> Given problem
State how many lines of the entries hold the string "CORRELATION", and output nothing but that count.

> Available data
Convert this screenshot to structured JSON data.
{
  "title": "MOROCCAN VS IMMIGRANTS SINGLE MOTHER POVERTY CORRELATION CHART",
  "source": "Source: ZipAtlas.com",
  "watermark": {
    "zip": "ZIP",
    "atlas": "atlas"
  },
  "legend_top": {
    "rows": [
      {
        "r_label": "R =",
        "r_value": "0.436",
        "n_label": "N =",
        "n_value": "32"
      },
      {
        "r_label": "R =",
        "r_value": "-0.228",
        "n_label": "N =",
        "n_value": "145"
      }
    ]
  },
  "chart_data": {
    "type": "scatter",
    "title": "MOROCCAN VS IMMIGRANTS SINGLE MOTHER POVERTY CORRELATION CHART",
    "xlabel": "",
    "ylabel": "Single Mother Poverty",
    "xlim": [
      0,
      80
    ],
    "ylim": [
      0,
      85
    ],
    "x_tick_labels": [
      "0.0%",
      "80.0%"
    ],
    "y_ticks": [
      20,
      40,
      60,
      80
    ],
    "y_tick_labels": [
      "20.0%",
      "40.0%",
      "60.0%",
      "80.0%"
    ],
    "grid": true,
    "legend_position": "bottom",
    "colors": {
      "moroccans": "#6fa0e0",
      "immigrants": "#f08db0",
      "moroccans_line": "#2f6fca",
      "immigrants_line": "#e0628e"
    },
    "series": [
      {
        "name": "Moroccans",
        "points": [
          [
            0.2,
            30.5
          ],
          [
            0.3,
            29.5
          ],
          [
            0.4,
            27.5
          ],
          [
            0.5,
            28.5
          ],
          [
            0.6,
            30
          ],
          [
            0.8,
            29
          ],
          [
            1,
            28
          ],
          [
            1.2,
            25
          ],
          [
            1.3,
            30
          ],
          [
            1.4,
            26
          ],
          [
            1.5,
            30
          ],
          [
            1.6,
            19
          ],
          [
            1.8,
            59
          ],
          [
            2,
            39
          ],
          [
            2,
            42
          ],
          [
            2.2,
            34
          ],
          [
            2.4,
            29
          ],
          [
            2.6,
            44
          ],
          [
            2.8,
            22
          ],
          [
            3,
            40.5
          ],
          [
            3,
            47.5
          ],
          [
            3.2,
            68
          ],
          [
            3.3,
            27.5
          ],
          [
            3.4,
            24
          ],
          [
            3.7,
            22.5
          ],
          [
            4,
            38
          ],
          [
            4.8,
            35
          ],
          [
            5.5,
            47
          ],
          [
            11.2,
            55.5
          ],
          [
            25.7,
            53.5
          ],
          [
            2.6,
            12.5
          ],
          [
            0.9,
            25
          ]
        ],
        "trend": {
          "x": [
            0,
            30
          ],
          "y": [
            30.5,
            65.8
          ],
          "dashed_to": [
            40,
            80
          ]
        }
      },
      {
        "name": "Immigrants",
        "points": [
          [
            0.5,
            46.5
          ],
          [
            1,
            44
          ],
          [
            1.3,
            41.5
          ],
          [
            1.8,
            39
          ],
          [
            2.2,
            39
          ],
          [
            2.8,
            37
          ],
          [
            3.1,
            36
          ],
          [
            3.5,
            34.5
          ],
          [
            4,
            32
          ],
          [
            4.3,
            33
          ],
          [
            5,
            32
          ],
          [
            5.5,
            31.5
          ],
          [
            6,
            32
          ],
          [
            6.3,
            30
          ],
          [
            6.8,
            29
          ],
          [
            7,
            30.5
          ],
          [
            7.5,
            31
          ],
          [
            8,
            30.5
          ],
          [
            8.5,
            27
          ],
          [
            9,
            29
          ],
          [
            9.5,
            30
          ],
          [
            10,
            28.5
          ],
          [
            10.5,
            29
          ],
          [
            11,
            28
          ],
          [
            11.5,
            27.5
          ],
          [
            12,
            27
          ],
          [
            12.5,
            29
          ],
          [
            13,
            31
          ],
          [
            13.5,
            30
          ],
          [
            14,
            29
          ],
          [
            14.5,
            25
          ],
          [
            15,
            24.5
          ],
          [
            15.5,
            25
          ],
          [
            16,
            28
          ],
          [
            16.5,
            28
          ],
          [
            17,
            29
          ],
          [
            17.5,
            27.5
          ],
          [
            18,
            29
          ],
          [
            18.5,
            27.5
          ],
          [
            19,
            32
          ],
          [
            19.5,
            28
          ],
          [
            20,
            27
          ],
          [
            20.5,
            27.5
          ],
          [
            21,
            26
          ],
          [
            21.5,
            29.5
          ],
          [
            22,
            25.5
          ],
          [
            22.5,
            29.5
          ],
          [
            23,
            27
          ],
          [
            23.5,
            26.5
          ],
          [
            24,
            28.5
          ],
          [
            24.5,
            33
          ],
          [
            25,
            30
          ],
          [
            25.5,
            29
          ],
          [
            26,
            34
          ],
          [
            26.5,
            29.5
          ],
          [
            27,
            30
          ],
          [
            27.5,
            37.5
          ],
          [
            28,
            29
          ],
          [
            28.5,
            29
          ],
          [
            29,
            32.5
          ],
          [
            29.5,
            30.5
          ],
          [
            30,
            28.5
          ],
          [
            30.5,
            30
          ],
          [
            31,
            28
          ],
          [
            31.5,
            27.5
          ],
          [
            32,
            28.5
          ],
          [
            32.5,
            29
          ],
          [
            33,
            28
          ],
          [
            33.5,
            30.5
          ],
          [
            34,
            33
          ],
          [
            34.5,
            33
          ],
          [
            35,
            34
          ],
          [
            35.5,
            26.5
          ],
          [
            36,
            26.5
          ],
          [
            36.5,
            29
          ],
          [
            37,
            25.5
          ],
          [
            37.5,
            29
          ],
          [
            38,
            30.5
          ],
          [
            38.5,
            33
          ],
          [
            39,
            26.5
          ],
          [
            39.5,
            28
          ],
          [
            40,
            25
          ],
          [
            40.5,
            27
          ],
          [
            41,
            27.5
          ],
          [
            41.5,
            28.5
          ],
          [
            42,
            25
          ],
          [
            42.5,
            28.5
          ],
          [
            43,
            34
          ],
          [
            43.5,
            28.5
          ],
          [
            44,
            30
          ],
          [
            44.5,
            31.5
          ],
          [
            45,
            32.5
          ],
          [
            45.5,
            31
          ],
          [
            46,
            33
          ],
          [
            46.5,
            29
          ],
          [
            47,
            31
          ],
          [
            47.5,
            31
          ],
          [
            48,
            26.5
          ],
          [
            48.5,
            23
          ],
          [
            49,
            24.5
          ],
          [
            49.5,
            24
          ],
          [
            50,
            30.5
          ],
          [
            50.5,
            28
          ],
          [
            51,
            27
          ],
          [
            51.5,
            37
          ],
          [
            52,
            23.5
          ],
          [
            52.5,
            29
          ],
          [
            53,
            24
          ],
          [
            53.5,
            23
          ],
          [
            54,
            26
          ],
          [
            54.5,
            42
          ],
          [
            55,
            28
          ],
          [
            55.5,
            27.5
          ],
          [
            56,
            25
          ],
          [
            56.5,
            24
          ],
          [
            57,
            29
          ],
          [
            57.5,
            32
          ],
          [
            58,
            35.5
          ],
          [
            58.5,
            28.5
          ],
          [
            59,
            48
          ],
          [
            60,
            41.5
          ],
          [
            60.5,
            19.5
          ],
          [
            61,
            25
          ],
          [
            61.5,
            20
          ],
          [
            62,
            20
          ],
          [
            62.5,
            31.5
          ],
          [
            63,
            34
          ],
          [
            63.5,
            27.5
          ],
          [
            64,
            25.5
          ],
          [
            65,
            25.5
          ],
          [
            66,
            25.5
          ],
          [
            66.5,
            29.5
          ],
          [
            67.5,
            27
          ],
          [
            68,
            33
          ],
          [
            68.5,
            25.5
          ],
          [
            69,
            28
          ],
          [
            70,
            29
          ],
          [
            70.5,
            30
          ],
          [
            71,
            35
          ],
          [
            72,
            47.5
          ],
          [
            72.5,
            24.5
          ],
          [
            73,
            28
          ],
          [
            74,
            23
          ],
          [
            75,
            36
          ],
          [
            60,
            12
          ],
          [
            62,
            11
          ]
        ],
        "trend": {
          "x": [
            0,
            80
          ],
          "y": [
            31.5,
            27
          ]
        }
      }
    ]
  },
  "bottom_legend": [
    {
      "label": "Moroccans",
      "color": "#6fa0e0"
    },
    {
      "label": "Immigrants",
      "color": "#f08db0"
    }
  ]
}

> Final answer
2